▶ THE INPUT:
....
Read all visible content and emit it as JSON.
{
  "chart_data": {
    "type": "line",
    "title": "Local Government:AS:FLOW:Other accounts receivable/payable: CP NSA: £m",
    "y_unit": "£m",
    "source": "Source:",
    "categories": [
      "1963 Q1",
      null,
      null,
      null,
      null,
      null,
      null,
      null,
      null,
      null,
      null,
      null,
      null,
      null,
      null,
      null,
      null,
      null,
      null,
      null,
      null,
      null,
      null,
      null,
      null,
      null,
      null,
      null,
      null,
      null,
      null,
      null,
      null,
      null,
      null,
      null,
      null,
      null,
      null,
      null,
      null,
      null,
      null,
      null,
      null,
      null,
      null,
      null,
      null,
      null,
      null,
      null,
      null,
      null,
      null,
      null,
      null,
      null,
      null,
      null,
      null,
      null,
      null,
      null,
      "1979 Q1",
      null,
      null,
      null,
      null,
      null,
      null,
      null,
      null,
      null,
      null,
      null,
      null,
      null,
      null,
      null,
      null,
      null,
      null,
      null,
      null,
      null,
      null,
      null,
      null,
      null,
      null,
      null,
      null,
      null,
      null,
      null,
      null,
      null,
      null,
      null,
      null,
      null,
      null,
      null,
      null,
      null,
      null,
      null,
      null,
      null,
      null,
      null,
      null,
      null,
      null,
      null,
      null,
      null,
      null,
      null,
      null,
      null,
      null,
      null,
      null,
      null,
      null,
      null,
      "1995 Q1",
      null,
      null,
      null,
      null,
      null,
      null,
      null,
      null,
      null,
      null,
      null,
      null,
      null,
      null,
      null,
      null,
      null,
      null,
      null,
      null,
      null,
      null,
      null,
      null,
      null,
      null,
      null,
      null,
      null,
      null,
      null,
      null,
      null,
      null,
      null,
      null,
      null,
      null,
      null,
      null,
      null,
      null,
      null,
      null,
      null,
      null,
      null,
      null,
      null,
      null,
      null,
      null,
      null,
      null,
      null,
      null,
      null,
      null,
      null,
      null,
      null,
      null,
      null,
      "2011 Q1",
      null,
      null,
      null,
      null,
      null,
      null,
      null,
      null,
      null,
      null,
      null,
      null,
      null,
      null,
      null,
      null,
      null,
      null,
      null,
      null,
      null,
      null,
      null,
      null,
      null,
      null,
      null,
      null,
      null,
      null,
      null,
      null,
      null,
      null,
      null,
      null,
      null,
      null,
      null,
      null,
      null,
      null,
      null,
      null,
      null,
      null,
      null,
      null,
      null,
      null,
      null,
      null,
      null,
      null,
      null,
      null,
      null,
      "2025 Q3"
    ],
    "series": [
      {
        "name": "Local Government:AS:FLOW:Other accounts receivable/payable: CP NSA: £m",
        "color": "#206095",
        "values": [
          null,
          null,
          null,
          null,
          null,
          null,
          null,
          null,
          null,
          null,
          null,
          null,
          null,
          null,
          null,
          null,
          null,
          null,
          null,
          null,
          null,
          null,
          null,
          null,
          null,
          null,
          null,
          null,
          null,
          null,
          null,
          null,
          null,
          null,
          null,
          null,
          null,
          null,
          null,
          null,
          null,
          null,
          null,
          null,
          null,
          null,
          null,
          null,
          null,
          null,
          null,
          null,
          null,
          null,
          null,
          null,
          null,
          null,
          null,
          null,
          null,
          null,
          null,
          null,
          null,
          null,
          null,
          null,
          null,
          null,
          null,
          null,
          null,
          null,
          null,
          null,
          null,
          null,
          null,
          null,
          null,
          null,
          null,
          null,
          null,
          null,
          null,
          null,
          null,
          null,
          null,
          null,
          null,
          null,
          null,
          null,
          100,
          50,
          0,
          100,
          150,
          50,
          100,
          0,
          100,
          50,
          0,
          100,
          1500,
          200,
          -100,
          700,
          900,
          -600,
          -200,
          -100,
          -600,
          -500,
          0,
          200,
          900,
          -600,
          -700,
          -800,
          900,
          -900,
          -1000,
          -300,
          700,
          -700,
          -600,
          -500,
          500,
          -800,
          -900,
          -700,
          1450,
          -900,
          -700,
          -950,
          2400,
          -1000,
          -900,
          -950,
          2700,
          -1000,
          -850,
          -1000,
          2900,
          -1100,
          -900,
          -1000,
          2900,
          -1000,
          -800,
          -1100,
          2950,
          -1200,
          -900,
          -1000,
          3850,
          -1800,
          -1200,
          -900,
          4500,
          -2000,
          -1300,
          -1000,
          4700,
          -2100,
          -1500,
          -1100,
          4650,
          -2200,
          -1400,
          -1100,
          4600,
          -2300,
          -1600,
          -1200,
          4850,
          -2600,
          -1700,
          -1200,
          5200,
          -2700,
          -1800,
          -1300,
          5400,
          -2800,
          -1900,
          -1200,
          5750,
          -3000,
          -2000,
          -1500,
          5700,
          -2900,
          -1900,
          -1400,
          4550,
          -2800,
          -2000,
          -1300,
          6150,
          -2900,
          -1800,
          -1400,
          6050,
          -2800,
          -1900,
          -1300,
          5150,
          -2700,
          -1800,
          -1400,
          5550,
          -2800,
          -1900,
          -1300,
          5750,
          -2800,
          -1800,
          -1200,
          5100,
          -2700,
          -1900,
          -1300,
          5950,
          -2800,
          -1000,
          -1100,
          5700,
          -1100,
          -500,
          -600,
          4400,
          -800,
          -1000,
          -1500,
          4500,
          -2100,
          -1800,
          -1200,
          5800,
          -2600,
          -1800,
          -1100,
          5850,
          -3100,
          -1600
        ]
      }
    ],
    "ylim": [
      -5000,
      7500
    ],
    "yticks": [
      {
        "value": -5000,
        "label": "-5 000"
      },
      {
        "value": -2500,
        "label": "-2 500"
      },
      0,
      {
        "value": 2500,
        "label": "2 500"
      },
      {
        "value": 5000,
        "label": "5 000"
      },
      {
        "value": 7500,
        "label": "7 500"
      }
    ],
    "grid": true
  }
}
....
▶ JOB:
Show every line from the entries above in which the word "payable" appears.

▶ WRITTEN SOLUTION:
    "title": "Local Government:AS:FLOW:Other accounts receivable/payable: CP NSA: £m",
        "name": "Local Government:AS:FLOW:Other accounts receivable/payable: CP NSA: £m",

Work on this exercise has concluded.